**EXERCISE AIM**: From the entries below, return every line that includes the word "JSON".

----

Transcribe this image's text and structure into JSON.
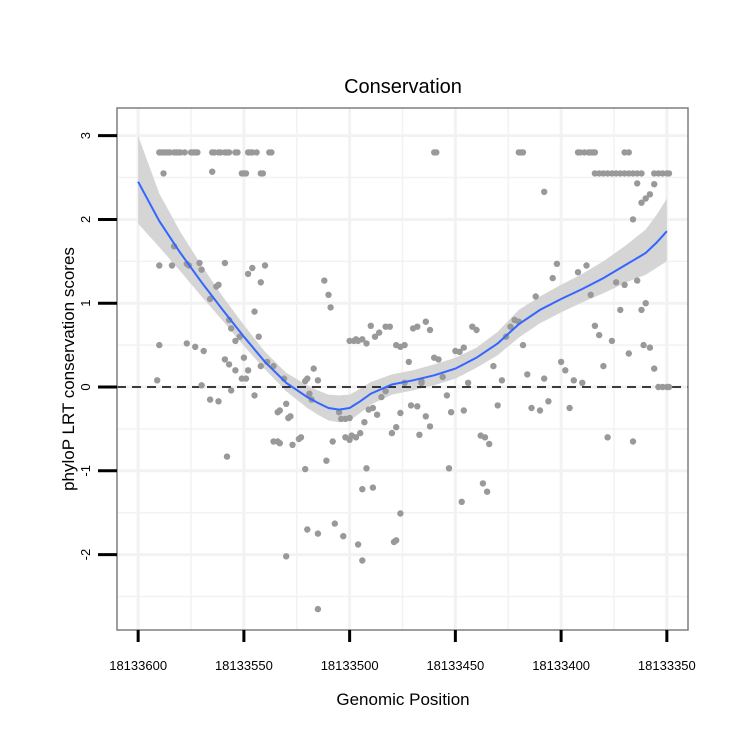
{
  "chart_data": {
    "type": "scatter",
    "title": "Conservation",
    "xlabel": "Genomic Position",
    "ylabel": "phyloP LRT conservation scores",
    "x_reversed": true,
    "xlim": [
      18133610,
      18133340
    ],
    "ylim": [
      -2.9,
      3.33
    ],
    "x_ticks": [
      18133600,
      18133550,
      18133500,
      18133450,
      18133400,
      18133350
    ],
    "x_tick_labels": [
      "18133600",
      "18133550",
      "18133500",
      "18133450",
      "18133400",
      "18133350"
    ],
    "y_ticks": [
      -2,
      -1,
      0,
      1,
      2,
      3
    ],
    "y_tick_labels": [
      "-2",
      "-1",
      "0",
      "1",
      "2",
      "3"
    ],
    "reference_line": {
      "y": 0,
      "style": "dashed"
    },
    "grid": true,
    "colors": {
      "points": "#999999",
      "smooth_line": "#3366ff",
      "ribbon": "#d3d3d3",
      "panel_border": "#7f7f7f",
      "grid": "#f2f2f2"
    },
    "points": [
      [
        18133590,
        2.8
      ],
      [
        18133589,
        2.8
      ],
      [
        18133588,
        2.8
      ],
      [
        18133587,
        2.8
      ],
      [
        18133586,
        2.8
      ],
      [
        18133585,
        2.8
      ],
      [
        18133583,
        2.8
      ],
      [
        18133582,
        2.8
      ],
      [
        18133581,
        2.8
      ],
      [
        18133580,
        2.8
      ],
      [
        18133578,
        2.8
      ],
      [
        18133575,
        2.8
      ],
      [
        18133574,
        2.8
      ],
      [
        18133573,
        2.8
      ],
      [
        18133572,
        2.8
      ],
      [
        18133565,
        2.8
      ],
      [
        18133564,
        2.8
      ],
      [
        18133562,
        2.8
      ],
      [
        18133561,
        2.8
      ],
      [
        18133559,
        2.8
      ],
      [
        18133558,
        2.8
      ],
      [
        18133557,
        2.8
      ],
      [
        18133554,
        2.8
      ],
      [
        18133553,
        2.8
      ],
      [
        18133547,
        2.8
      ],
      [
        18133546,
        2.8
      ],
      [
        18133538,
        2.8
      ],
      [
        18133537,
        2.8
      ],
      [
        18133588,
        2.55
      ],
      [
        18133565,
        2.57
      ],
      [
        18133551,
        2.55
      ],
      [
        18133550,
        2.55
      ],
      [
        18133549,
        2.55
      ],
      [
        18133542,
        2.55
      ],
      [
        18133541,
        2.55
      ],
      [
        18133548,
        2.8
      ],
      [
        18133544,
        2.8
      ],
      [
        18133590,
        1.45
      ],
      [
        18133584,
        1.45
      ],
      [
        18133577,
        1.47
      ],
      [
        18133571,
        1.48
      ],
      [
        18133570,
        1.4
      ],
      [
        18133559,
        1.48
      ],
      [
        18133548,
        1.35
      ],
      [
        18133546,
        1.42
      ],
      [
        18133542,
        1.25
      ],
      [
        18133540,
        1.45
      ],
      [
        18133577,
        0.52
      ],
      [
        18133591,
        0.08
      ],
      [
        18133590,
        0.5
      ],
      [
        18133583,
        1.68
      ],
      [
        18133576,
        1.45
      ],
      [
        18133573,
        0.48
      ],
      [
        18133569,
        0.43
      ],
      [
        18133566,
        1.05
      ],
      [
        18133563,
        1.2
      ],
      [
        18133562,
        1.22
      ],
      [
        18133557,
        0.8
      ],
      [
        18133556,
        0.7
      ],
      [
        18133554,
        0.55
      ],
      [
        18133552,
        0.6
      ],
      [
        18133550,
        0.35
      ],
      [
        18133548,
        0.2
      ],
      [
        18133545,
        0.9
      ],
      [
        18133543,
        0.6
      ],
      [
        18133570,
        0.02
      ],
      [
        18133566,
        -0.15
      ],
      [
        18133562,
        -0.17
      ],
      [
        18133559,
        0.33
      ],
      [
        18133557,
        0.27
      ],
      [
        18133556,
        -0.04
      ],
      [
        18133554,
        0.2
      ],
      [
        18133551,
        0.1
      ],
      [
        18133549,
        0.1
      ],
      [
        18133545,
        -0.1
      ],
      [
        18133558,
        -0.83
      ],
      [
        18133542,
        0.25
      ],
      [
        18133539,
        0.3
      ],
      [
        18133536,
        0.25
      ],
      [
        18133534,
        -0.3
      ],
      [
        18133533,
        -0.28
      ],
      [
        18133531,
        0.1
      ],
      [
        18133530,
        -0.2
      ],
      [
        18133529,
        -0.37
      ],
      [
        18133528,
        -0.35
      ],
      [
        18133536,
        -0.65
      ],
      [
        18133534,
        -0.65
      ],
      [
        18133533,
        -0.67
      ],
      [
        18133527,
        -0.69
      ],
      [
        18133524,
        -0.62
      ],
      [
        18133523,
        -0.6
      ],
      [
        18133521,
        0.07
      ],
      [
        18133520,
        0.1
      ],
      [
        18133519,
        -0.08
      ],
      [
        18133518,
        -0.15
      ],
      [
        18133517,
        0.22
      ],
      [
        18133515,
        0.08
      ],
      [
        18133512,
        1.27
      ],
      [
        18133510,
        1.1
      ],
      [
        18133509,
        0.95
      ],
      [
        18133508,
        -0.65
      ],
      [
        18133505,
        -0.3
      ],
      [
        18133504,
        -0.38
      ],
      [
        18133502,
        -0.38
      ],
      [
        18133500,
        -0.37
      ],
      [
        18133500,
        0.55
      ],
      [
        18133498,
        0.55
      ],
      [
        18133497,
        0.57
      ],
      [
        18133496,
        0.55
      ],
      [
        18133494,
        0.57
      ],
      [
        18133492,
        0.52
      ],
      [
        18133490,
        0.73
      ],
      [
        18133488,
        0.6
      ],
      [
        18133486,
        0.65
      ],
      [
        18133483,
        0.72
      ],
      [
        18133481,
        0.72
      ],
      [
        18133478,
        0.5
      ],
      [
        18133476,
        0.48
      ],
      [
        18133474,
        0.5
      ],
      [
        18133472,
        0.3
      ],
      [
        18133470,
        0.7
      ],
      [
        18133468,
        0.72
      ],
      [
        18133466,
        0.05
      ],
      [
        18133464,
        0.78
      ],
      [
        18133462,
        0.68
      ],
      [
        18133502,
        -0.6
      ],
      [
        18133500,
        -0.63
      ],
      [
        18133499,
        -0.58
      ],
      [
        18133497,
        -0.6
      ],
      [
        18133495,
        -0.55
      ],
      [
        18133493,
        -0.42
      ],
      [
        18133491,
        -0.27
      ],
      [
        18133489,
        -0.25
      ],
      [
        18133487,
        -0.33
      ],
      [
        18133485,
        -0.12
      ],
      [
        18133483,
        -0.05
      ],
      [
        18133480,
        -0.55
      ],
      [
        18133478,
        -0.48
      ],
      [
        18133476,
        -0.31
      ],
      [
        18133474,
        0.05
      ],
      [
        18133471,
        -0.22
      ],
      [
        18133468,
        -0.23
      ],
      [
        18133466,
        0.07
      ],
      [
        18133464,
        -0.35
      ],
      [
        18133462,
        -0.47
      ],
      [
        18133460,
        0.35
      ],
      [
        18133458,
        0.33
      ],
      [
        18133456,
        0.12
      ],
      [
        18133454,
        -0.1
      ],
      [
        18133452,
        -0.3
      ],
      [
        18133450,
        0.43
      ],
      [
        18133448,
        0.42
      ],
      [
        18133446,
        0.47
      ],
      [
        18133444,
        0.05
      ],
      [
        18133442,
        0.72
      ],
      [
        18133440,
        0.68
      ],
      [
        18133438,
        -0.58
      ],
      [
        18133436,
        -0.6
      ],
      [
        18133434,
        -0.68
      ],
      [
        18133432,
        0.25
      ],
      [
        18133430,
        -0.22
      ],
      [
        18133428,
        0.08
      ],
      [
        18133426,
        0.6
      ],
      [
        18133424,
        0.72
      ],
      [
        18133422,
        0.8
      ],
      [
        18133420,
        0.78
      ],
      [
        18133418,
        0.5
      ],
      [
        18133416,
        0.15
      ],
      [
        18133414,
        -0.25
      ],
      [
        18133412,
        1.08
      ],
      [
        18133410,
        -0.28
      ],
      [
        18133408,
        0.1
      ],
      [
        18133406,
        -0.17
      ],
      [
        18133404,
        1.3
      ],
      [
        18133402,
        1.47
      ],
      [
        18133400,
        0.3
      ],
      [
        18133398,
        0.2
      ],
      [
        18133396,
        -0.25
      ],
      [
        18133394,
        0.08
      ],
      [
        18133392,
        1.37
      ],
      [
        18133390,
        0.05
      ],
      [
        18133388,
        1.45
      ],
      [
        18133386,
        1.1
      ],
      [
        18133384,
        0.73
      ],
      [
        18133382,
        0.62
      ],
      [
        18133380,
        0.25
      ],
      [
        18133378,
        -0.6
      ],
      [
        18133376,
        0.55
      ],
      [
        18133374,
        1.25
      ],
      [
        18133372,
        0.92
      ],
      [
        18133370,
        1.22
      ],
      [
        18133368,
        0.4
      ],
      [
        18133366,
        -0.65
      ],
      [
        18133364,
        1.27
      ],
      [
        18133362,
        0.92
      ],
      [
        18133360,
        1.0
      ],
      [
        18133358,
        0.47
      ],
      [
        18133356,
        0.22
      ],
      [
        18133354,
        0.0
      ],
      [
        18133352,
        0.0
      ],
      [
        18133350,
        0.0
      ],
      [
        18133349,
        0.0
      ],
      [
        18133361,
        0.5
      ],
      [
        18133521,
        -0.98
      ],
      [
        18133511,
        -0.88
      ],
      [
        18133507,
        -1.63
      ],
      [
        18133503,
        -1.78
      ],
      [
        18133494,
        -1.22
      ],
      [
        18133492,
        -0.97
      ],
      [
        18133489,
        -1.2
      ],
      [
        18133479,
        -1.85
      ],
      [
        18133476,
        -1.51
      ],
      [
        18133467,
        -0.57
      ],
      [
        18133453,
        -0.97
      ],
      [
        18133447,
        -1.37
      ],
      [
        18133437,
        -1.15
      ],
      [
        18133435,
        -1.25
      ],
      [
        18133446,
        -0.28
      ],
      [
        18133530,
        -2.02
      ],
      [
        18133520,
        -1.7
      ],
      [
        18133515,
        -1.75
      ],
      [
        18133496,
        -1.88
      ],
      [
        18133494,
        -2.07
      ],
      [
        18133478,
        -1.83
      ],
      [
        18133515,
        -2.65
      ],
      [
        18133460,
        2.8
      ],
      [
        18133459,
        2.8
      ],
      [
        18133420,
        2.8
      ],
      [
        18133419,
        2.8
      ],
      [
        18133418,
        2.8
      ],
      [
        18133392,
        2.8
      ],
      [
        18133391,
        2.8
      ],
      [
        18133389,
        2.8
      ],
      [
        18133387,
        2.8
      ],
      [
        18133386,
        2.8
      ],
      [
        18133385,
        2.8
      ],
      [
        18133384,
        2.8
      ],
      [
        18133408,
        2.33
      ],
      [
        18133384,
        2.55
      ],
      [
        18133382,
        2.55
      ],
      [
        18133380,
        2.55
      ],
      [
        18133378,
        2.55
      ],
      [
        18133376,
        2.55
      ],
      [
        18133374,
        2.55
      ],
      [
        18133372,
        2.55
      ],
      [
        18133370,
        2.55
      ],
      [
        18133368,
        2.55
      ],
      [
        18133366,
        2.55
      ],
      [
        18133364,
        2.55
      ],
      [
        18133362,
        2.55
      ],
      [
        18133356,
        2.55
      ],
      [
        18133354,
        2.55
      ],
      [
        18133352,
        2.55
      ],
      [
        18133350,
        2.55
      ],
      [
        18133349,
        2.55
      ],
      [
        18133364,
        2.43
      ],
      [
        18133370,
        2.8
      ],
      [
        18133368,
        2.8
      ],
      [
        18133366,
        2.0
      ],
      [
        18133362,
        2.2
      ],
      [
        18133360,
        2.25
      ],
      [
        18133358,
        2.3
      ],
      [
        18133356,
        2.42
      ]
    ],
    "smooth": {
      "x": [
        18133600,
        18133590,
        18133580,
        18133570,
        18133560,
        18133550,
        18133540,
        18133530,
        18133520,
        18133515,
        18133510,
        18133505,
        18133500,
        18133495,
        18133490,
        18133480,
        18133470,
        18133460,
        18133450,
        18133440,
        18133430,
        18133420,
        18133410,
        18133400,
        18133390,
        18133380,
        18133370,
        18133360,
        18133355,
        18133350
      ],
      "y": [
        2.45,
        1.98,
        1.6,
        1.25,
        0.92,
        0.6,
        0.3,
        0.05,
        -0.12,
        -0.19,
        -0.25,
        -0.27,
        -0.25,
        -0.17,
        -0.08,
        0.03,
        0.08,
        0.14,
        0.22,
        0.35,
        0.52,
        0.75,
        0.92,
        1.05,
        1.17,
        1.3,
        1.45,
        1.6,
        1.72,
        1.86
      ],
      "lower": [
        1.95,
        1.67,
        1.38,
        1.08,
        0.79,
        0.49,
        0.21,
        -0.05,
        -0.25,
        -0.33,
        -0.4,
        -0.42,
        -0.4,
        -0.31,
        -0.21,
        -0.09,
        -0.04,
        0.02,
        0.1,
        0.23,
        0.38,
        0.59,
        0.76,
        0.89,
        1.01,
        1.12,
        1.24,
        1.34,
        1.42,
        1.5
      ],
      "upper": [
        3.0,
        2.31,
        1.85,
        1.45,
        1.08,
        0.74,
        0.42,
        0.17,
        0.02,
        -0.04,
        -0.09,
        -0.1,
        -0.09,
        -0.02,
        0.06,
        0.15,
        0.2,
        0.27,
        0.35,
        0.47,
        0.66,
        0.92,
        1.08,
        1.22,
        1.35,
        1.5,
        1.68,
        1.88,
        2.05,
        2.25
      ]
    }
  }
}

----

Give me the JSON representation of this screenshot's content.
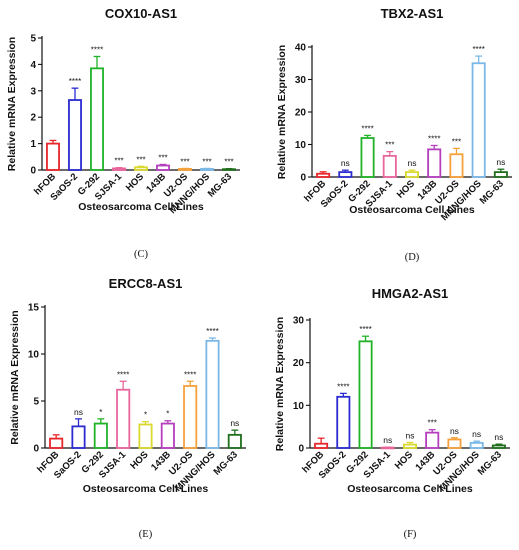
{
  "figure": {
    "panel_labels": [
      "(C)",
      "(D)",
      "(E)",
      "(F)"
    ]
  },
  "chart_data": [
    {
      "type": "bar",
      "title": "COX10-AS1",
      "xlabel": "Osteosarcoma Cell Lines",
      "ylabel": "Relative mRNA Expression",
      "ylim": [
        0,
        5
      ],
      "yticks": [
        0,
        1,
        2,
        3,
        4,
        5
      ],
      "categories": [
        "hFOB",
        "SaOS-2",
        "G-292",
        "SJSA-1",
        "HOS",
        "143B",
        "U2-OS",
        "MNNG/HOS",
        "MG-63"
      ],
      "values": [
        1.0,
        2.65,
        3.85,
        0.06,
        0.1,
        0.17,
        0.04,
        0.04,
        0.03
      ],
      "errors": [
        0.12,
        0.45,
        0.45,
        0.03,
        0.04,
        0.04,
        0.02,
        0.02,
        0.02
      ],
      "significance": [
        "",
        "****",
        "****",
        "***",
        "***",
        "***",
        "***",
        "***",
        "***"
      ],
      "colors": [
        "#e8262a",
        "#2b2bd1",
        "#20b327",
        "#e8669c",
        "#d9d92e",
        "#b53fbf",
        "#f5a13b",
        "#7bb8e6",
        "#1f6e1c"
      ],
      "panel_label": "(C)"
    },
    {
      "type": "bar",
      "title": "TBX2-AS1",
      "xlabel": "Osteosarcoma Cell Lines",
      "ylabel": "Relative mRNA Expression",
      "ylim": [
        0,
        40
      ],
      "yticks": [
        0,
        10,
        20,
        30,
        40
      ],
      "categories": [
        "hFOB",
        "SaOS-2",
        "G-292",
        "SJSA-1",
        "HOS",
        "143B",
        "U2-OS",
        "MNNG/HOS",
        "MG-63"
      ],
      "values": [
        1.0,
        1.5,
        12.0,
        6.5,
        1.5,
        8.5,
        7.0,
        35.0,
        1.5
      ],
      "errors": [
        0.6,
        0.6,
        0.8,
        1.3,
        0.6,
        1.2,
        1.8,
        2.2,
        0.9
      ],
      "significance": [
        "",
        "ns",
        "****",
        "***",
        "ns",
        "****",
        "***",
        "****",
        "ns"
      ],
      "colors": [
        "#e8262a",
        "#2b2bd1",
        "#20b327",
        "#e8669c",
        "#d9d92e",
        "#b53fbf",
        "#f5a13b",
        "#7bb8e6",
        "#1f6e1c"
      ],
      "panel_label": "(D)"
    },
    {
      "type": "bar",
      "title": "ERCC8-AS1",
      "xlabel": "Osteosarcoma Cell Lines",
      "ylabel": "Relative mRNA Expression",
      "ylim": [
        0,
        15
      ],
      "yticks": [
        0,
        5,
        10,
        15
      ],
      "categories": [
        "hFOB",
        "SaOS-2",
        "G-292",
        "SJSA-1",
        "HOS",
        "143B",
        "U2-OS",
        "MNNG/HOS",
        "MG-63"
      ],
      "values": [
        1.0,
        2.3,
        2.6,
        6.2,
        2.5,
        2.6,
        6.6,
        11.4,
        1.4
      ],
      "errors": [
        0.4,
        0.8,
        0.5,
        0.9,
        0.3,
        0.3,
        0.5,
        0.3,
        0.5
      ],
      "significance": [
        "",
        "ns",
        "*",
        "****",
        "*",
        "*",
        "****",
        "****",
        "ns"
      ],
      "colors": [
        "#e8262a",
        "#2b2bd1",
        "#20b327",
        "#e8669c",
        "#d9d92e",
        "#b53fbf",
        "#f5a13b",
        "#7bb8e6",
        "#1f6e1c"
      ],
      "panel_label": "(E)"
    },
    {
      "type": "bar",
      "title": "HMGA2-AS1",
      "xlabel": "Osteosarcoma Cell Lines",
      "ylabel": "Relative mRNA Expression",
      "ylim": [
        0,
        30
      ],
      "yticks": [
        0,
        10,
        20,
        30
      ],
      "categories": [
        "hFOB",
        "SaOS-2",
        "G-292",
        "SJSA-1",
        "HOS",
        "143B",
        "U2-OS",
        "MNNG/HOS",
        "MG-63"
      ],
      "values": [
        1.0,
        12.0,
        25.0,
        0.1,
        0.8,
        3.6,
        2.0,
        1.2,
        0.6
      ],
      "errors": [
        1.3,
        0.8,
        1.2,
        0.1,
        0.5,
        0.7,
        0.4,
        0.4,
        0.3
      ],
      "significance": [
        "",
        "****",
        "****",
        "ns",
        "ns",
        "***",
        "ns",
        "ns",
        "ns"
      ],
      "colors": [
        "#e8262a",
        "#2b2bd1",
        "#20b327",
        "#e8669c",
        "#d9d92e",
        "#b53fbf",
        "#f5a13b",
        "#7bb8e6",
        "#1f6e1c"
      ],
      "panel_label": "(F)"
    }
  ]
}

----

**OUTPUT FOR THIS EXERCISE**:
Transcribe this image's text and structure into JSON.
Give me the JSON representation of this screenshot's content.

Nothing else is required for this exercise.